> Excerpted passage:
⁂

The question remains: Is this strategy sustainable over time?

Blackmrprophet74, CPA posted the Stockholder's Equity report along with the Accumulated deficit, which he highlights.

"As of March 31, 24, #draftkings has incurred over $6 billion in loses, management reward themselves above the average means. Has the media or $DKNG investors asked Mr. Robins if his company will ever achieve positive Retain Earnings?"

Mr. Robins is Jason Robins, co-founder and CEO of DraftKings.

He also posted: "Taking into account #draftkings Q1 2024 AGR and the state of IL tax hike, $DKNG would lose $12.9M in free cash flow & profitability. Gross Margin compression is real 11.8% decline. Adj EBITDA would decline by 58%. Concerning for investors if MAU decline."

Much of Blackmrphophet's recent posts are aimed at demonizing DraftKings while lifting up the likes of FanDuel and BetMGM. 

"Flutter, the parent of #Fanduel has more staff members and senior management then #Draftkings, however, in Q124, $DKNG SBC is 129% higher. Flutter added $14M to the balance sheet via stock options, whereas DK only added $2M. The numbers do not lie."

Not surprisingly, there are bound to be detractors who believe he is in cahoots with the competition.

But his tweets and much of the discussion that comes with them from followers is a "must read" for anyone involved in this industry.  Dare we say, gamblers should read as well.

Put Em Away MJ writes:

"Their hold % is unsustainable. Their taxes are being increased. There is public momentum that these apps are dangerous and a nuisance to society. There’s a new scandal every season for each sport. Baseball even did it twice in 3 months!"

Radnor Capital tweeted:

"This makes sense - they burnt cash for several years on user acquisition and promos ahead of a massive market opportunity opening up. Now they are starting to harvest. $2bn in EBITDA in CY 2026 with high flow through to free cash flow. Stock trading ~9x that number..."

While some would argue the company is aligned with major sports leagues and are essentially "too big to fail", Gambling911.com long term readers need only go back a little over a decade to recall Full Tilt Poker.  A representative of that company once bragged to us that they had pretty much "bought the ACH system".  They had a point there, whether exaggerated or not.

In response to these numbers, an industry insider tells us the $6 billion "cumulative' loss on the balance sheet is not really something that occurred over a two month period.

⁂

Stored data:
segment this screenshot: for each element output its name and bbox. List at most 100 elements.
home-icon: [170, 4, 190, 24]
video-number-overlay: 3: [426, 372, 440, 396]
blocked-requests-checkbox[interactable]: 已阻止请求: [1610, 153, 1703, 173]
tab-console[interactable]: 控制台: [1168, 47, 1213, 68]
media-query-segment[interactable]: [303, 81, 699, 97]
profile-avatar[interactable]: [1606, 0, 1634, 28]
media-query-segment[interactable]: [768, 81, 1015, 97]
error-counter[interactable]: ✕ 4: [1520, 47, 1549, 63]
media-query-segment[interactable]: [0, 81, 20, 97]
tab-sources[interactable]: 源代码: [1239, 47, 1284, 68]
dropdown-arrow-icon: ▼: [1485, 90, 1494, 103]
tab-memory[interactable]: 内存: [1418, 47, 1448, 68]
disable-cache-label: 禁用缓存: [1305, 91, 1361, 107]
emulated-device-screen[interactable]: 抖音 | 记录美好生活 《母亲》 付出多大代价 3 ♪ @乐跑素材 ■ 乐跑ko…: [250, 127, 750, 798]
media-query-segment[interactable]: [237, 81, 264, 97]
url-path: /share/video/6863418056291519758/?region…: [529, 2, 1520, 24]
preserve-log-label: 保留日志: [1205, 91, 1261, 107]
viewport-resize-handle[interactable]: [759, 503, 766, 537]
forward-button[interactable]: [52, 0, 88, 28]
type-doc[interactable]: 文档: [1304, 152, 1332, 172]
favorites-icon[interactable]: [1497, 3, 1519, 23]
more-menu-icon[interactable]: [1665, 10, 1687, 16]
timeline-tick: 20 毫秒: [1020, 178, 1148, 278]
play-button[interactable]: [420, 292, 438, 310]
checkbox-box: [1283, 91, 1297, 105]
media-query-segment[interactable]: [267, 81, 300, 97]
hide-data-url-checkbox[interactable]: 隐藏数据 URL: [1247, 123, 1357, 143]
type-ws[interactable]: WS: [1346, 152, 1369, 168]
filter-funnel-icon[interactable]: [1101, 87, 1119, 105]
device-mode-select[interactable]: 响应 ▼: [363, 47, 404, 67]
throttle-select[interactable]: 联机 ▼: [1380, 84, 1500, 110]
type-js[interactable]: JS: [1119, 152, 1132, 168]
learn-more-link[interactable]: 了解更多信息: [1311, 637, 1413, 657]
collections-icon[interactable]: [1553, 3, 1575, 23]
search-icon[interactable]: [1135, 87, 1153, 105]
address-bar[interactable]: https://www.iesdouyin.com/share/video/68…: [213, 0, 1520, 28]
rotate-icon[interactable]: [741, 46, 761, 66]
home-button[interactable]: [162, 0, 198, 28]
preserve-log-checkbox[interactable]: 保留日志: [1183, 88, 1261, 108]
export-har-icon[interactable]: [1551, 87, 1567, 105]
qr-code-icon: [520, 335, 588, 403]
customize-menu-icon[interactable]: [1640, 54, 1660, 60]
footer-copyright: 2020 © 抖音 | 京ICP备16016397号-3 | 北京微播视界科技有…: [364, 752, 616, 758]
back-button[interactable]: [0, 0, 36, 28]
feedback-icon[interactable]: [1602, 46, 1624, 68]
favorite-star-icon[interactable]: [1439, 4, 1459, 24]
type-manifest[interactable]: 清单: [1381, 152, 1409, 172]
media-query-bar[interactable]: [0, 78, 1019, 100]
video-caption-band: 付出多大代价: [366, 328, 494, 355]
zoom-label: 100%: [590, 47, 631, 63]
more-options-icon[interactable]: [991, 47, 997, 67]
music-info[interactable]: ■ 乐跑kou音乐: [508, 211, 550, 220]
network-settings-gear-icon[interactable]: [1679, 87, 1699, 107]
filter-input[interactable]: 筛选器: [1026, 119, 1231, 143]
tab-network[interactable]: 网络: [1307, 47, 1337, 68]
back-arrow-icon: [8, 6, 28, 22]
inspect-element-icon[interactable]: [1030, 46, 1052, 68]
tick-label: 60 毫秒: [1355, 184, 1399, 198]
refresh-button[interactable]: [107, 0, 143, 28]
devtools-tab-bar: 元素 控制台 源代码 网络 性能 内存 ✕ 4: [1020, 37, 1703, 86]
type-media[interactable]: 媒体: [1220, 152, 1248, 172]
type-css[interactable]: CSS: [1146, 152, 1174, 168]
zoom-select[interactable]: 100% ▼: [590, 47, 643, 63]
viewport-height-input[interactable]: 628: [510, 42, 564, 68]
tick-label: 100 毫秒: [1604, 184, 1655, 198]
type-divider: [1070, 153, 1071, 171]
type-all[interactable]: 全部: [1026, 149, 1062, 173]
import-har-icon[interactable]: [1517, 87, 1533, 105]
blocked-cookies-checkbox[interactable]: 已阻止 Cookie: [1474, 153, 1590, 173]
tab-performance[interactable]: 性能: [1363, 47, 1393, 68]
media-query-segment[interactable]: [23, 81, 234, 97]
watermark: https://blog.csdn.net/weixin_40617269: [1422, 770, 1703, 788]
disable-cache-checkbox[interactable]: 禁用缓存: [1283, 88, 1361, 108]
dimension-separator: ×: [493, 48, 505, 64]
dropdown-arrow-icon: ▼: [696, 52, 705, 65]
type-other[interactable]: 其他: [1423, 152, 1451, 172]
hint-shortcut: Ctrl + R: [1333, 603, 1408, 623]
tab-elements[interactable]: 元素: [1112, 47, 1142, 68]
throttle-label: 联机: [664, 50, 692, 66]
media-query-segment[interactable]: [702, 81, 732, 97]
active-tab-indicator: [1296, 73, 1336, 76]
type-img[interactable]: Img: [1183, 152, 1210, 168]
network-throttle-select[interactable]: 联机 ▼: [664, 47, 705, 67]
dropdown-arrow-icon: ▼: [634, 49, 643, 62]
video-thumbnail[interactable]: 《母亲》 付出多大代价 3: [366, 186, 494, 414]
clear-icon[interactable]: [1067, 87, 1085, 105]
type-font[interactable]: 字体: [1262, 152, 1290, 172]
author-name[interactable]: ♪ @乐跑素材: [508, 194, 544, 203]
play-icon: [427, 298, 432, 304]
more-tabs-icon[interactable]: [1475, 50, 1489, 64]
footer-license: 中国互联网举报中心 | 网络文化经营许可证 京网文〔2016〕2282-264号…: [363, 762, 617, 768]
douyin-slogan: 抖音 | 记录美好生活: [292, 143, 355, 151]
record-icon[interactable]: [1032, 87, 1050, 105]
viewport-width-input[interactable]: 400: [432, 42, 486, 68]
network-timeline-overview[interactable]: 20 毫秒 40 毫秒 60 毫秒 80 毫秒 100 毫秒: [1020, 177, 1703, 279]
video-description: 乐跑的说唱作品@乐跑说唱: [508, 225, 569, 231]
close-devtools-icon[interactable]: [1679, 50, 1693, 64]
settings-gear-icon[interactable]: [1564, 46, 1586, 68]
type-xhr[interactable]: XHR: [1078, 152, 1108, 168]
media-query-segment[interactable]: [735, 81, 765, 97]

⁂

> Exercises:
**A.** Print the portion of the DraftKings excerpt from "The question remains: Is" up to and including "FanDuel and BetMGM.".
**B.** According to the DraftKings excerpt, who is Mr. Robins?
**C.** Based on the DraftKings excerpt, decide whether each statement agrees with the text, answering yes or no and quoting the deciding words: (i) Radnor Capital projected $2 billion in EBITDA for calendar year 2026. (ii) Flutter added $2M to the balance sheet via stock options. (iii) An industry insider says the $6 billion loss occurred over a two-month period.
None of the rows is required for any task.

> Answers per task:
**A.**
The question remains: Is this strategy sustainable over time?

Blackmrprophet74, CPA posted the Stockholder's Equity report along with the Accumulated deficit, which he highlights.

"As of March 31, 24, #draftkings has incurred over $6 billion in loses, management reward themselves above the average means. Has the media or $DKNG investors asked Mr. Robins if his company will ever achieve positive Retain Earnings?"

Mr. Robins is Jason Robins, co-founder and CEO of DraftKings.

He also posted: "Taking into account #draftkings Q1 2024 AGR and the state of IL tax hike, $DKNG would lose $12.9M in free cash flow & profitability. Gross Margin compression is real 11.8% decline. Adj EBITDA would decline by 58%. Concerning for investors if MAU decline."

Much of Blackmrphophet's recent posts are aimed at demonizing DraftKings while lifting up the likes of FanDuel and BetMGM.

**B.** Jason Robins, co-founder and CEO of DraftKings.

**C.**
(i) Yes: "$2bn in EBITDA in CY 2026 with high flow through to free cash flow."
(ii) No: "Flutter added $14M to the balance sheet via stock options, whereas DK only added $2M."
(iii) No: "is not really something that occurred over a two month period."